* _SHORT TASK_
Repeat every line below exactly as it reads.

* _INFORMATION GIVEN_
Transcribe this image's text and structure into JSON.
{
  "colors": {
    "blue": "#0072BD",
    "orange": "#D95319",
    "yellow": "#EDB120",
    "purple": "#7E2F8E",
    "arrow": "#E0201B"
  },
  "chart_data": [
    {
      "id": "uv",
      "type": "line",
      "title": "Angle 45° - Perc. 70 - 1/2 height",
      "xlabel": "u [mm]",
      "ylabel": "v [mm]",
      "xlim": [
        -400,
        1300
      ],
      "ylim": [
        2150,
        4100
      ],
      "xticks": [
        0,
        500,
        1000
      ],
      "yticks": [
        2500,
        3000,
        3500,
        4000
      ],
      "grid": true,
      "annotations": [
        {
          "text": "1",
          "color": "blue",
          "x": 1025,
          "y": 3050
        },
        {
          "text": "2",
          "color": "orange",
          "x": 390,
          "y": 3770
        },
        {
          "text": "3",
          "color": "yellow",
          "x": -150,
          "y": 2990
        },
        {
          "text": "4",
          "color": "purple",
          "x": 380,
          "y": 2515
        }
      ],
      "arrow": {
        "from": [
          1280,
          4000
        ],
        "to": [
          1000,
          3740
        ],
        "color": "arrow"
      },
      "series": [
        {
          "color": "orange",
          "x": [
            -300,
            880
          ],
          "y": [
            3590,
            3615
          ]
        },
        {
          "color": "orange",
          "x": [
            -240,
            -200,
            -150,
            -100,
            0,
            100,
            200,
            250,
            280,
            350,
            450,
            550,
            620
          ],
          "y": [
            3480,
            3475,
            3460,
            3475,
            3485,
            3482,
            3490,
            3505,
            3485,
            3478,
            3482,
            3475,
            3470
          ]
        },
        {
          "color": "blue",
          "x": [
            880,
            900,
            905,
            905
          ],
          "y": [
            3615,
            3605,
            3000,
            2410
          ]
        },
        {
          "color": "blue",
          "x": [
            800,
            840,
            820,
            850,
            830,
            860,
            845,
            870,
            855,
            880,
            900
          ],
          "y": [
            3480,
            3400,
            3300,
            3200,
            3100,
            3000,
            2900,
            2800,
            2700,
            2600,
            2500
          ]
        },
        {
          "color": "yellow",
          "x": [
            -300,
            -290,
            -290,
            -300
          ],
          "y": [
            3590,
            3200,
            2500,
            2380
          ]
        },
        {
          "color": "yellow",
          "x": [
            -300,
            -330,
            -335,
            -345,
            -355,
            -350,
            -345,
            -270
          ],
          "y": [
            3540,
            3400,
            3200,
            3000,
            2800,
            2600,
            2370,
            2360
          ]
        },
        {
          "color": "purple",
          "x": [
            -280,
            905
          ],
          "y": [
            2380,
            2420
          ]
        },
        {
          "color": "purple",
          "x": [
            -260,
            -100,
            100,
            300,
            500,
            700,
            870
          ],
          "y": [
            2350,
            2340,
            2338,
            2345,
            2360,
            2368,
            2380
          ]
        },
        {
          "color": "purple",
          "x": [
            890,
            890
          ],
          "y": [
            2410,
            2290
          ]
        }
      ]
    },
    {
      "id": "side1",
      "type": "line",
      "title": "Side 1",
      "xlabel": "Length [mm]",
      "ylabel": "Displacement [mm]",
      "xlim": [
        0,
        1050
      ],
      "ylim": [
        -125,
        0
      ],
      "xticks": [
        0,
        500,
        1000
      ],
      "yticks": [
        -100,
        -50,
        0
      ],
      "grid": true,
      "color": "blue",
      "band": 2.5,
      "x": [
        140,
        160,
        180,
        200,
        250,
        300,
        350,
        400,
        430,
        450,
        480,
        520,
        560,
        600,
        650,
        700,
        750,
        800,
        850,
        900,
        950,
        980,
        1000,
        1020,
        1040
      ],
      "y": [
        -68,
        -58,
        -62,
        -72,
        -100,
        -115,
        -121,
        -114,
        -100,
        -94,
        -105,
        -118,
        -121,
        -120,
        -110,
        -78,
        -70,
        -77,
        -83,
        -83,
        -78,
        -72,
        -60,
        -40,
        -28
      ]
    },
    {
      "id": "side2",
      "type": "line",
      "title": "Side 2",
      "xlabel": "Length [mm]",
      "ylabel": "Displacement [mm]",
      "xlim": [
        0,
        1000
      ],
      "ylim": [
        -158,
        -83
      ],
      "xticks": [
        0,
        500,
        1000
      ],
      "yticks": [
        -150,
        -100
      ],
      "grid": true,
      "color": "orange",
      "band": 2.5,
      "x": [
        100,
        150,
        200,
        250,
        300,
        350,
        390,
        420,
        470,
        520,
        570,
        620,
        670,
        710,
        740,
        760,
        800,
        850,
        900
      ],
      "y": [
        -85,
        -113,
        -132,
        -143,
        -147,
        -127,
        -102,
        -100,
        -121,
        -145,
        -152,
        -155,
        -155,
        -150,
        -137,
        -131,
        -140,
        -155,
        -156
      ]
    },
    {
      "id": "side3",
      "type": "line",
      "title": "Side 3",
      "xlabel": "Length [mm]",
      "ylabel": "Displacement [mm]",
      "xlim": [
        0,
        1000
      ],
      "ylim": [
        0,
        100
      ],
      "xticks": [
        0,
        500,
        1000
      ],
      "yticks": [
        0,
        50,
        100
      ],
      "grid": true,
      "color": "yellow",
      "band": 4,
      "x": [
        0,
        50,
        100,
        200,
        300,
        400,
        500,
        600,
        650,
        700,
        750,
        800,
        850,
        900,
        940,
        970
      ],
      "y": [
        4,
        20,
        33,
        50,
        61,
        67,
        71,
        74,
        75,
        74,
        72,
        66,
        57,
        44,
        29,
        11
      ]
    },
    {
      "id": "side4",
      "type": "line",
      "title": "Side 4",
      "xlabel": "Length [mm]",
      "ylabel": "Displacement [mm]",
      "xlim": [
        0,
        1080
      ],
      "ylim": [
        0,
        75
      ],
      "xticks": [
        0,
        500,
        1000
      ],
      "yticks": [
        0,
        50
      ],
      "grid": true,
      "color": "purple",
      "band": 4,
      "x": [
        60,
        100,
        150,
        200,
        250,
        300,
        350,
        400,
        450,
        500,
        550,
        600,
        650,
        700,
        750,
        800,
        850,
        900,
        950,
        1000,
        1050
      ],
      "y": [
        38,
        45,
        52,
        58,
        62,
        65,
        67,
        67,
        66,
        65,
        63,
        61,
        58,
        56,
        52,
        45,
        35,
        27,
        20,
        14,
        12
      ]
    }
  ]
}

* _THE RESPONSE_
Transcribe this image's text and structure into JSON.
{
  "colors": {
    "blue": "#0072BD",
    "orange": "#D95319",
    "yellow": "#EDB120",
    "purple": "#7E2F8E",
    "arrow": "#E0201B"
  },
  "chart_data": [
    {
      "id": "uv",
      "type": "line",
      "title": "Angle 45° - Perc. 70 - 1/2 height",
      "xlabel": "u [mm]",
      "ylabel": "v [mm]",
      "xlim": [
        -400,
        1300
      ],
      "ylim": [
        2150,
        4100
      ],
      "xticks": [
        0,
        500,
        1000
      ],
      "yticks": [
        2500,
        3000,
        3500,
        4000
      ],
      "grid": true,
      "annotations": [
        {
          "text": "1",
          "color": "blue",
          "x": 1025,
          "y": 3050
        },
        {
          "text": "2",
          "color": "orange",
          "x": 390,
          "y": 3770
        },
        {
          "text": "3",
          "color": "yellow",
          "x": -150,
          "y": 2990
        },
        {
          "text": "4",
          "color": "purple",
          "x": 380,
          "y": 2515
        }
      ],
      "arrow": {
        "from": [
          1280,
          4000
        ],
        "to": [
          1000,
          3740
        ],
        "color": "arrow"
      },
      "series": [
        {
          "color": "orange",
          "x": [
            -300,
            880
          ],
          "y": [
            3590,
            3615
          ]
        },
        {
          "color": "orange",
          "x": [
            -240,
            -200,
            -150,
            -100,
            0,
            100,
            200,
            250,
            280,
            350,
            450,
            550,
            620
          ],
          "y": [
            3480,
            3475,
            3460,
            3475,
            3485,
            3482,
            3490,
            3505,
            3485,
            3478,
            3482,
            3475,
            3470
          ]
        },
        {
          "color": "blue",
          "x": [
            880,
            900,
            905,
            905
          ],
          "y": [
            3615,
            3605,
            3000,
            2410
          ]
        },
        {
          "color": "blue",
          "x": [
            800,
            840,
            820,
            850,
            830,
            860,
            845,
            870,
            855,
            880,
            900
          ],
          "y": [
            3480,
            3400,
            3300,
            3200,
            3100,
            3000,
            2900,
            2800,
            2700,
            2600,
            2500
          ]
        },
        {
          "color": "yellow",
          "x": [
            -300,
            -290,
            -290,
            -300
          ],
          "y": [
            3590,
            3200,
            2500,
            2380
          ]
        },
        {
          "color": "yellow",
          "x": [
            -300,
            -330,
            -335,
            -345,
            -355,
            -350,
            -345,
            -270
          ],
          "y": [
            3540,
            3400,
            3200,
            3000,
            2800,
            2600,
            2370,
            2360
          ]
        },
        {
          "color": "purple",
          "x": [
            -280,
            905
          ],
          "y": [
            2380,
            2420
          ]
        },
        {
          "color": "purple",
          "x": [
            -260,
            -100,
            100,
            300,
            500,
            700,
            870
          ],
          "y": [
            2350,
            2340,
            2338,
            2345,
            2360,
            2368,
            2380
          ]
        },
        {
          "color": "purple",
          "x": [
            890,
            890
          ],
          "y": [
            2410,
            2290
          ]
        }
      ]
    },
    {
      "id": "side1",
      "type": "line",
      "title": "Side 1",
      "xlabel": "Length [mm]",
      "ylabel": "Displacement [mm]",
      "xlim": [
        0,
        1050
      ],
      "ylim": [
        -125,
        0
      ],
      "xticks": [
        0,
        500,
        1000
      ],
      "yticks": [
        -100,
        -50,
        0
      ],
      "grid": true,
      "color": "blue",
      "band": 2.5,
      "x": [
        140,
        160,
        180,
        200,
        250,
        300,
        350,
        400,
        430,
        450,
        480,
        520,
        560,
        600,
        650,
        700,
        750,
        800,
        850,
        900,
        950,
        980,
        1000,
        1020,
        1040
      ],
      "y": [
        -68,
        -58,
        -62,
        -72,
        -100,
        -115,
        -121,
        -114,
        -100,
        -94,
        -105,
        -118,
        -121,
        -120,
        -110,
        -78,
        -70,
        -77,
        -83,
        -83,
        -78,
        -72,
        -60,
        -40,
        -28
      ]
    },
    {
      "id": "side2",
      "type": "line",
      "title": "Side 2",
      "xlabel": "Length [mm]",
      "ylabel": "Displacement [mm]",
      "xlim": [
        0,
        1000
      ],
      "ylim": [
        -158,
        -83
      ],
      "xticks": [
        0,
        500,
        1000
      ],
      "yticks": [
        -150,
        -100
      ],
      "grid": true,
      "color": "orange",
      "band": 2.5,
      "x": [
        100,
        150,
        200,
        250,
        300,
        350,
        390,
        420,
        470,
        520,
        570,
        620,
        670,
        710,
        740,
        760,
        800,
        850,
        900
      ],
      "y": [
        -85,
        -113,
        -132,
        -143,
        -147,
        -127,
        -102,
        -100,
        -121,
        -145,
        -152,
        -155,
        -155,
        -150,
        -137,
        -131,
        -140,
        -155,
        -156
      ]
    },
    {
      "id": "side3",
      "type": "line",
      "title": "Side 3",
      "xlabel": "Length [mm]",
      "ylabel": "Displacement [mm]",
      "xlim": [
        0,
        1000
      ],
      "ylim": [
        0,
        100
      ],
      "xticks": [
        0,
        500,
        1000
      ],
      "yticks": [
        0,
        50,
        100
      ],
      "grid": true,
      "color": "yellow",
      "band": 4,
      "x": [
        0,
        50,
        100,
        200,
        300,
        400,
        500,
        600,
        650,
        700,
        750,
        800,
        850,
        900,
        940,
        970
      ],
      "y": [
        4,
        20,
        33,
        50,
        61,
        67,
        71,
        74,
        75,
        74,
        72,
        66,
        57,
        44,
        29,
        11
      ]
    },
    {
      "id": "side4",
      "type": "line",
      "title": "Side 4",
      "xlabel": "Length [mm]",
      "ylabel": "Displacement [mm]",
      "xlim": [
        0,
        1080
      ],
      "ylim": [
        0,
        75
      ],
      "xticks": [
        0,
        500,
        1000
      ],
      "yticks": [
        0,
        50
      ],
      "grid": true,
      "color": "purple",
      "band": 4,
      "x": [
        60,
        100,
        150,
        200,
        250,
        300,
        350,
        400,
        450,
        500,
        550,
        600,
        650,
        700,
        750,
        800,
        850,
        900,
        950,
        1000,
        1050
      ],
      "y": [
        38,
        45,
        52,
        58,
        62,
        65,
        67,
        67,
        66,
        65,
        63,
        61,
        58,
        56,
        52,
        45,
        35,
        27,
        20,
        14,
        12
      ]
    }
  ]
}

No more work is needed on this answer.